TASK DESCRIPTION: Return all of the data exactly as given.
####################
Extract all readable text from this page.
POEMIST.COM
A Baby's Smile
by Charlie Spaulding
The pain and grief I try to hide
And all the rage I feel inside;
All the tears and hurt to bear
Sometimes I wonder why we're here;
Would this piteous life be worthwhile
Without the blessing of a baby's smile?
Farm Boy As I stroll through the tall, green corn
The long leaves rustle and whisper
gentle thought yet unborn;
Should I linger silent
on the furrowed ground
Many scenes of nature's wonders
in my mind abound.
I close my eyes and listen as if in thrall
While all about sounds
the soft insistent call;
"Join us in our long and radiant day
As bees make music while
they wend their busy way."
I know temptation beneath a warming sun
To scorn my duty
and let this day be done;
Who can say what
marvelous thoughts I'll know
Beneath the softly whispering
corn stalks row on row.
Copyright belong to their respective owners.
####################
ANSWER TO THIS PROBLEM:
Extract all readable text from this page.
POEMIST.COM
A Baby's Smile
by Charlie Spaulding
The pain and grief I try to hide
And all the rage I feel inside;
All the tears and hurt to bear
Sometimes I wonder why we're here;
Would this piteous life be worthwhile
Without the blessing of a baby's smile?
Farm Boy As I stroll through the tall, green corn
The long leaves rustle and whisper
gentle thought yet unborn;
Should I linger silent
on the furrowed ground
Many scenes of nature's wonders
in my mind abound.
I close my eyes and listen as if in thrall
While all about sounds
the soft insistent call;
"Join us in our long and radiant day
As bees make music while
they wend their busy way."
I know temptation beneath a warming sun
To scorn my duty
and let this day be done;
Who can say what
marvelous thoughts I'll know
Beneath the softly whispering
corn stalks row on row.
Copyright belong to their respective owners.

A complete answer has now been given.